Tasks to carry out:
(1) Reproduce the stretch of the sentence embeddings guide from "The library provides" through "sentence embedding respectively.".
(2) In the sentence embeddings guide, why is the encode function called only after init?

Extracted text:
==*==
Build AAR for sentence_embeddings module

./gradlew :sentence_embeddings:assembleRelease --stacktrace

Build AAR for model2vec module

./gradlew :model2vec:assembleRelease --stacktrace

Build APK for app module

./gradlew :app:assembleRelease --stacktrace

Build APK for app-model2vec module

./gradlew :app-model2vec:assembleRelease --stacktrace

Usage

API

The library provides a SentenceEmbedding class with init and encode suspend functions that initialize the model and generate the sentence embedding respectively.

The init function takes two mandatory arguments, modelBytes and tokenizerBytes.

import com.ml.shubham0204.sentence_embeddings.SentenceEmbedding

val sentenceEmbedding = SentenceEmbedding()

// Download the model and store it in the app's internal storage
// (OR) copy the model from the assets folder (see the app module in the repo)
val modelFile = File(filesDir, "model.onnx")
val tokenizerFile = File(filesDir, "tokenizer.json")
val tokenizerBytes = tokenizerFile.readBytes()

CoroutineScope(Dispatchers.IO).launch {
    sentenceEmbedding.init(
        modelFilepath = modelFile.absolutePath,
        tokenizerBytes = tokenizerBytes,
        useTokenTypeIds = false,
        outputTensorName = "sentence_embedding",
        useFP16 = false,
        useXNNPack = false
    )
}

Once the init functions completes its execution, we can call the encode function to transform the given sentence to an embedding,

CoroutineScope(Dispatchers.IO).launch {
    val embedding: FloatArray = sentenceEmbedding.encode("Delhi has a population 32 million")
    println("Embedding: $embedding")
    println("Embedding size: ${embedding.size}")
==*==
Dataset section:
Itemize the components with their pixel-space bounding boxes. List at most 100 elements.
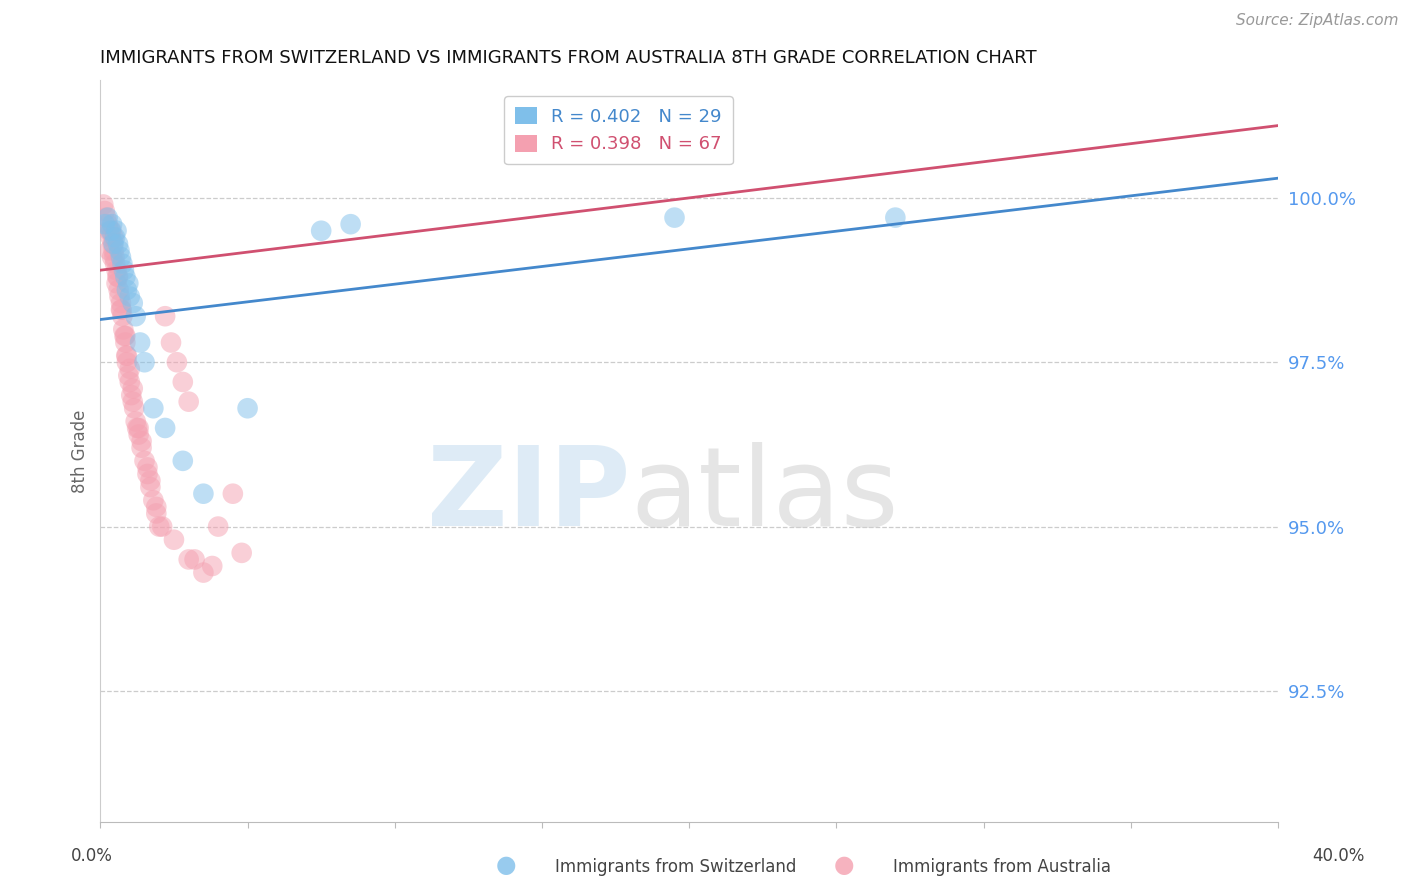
==*==
Results for the exercise:
(1)
The library provides a SentenceEmbedding class with init and encode suspend functions that initialize the model and generate the sentence embedding respectively.

(2) The init function initializes the model, and encode generates the sentence embedding. The guide says encode can be called once init has completed its execution, so the model is set up before any sentence is transformed into an embedding.